Direction: Filter this material down to the lines that hold "formed", copying each one.

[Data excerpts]
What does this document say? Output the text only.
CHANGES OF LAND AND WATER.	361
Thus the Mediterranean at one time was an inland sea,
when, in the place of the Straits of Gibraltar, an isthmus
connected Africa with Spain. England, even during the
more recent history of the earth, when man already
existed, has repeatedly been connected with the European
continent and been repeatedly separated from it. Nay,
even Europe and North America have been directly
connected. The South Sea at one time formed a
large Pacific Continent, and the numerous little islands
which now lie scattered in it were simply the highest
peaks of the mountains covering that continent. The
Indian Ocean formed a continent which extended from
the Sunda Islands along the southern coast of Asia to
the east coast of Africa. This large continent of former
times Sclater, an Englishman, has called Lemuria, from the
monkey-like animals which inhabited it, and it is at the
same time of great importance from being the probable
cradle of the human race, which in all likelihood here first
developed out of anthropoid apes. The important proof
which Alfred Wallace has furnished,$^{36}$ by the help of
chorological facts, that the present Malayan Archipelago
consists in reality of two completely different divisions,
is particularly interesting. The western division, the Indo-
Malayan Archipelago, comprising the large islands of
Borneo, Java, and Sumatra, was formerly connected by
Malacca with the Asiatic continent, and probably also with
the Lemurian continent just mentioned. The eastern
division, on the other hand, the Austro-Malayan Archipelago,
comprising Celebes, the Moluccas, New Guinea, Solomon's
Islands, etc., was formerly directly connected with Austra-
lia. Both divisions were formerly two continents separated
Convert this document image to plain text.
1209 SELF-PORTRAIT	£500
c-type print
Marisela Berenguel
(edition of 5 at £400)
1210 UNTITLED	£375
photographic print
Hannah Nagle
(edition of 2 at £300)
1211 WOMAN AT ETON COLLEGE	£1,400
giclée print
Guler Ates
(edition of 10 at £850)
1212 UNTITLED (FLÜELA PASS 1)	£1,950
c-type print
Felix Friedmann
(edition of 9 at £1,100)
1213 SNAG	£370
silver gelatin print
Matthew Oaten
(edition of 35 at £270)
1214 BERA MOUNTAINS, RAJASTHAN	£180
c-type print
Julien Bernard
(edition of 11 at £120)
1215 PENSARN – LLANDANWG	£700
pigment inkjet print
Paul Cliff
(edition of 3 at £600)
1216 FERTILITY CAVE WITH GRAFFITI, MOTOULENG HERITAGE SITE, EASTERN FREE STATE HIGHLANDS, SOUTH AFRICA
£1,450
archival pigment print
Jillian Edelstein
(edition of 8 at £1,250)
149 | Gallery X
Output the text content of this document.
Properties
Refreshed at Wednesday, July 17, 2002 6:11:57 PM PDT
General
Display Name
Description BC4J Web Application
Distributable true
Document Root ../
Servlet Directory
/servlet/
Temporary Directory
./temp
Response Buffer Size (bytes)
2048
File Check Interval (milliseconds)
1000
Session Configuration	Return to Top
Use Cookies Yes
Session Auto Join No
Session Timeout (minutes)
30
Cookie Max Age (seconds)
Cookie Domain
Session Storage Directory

Result for this exercise:
connected. The South Sea at one time formed a
Indian Ocean formed a continent which extended from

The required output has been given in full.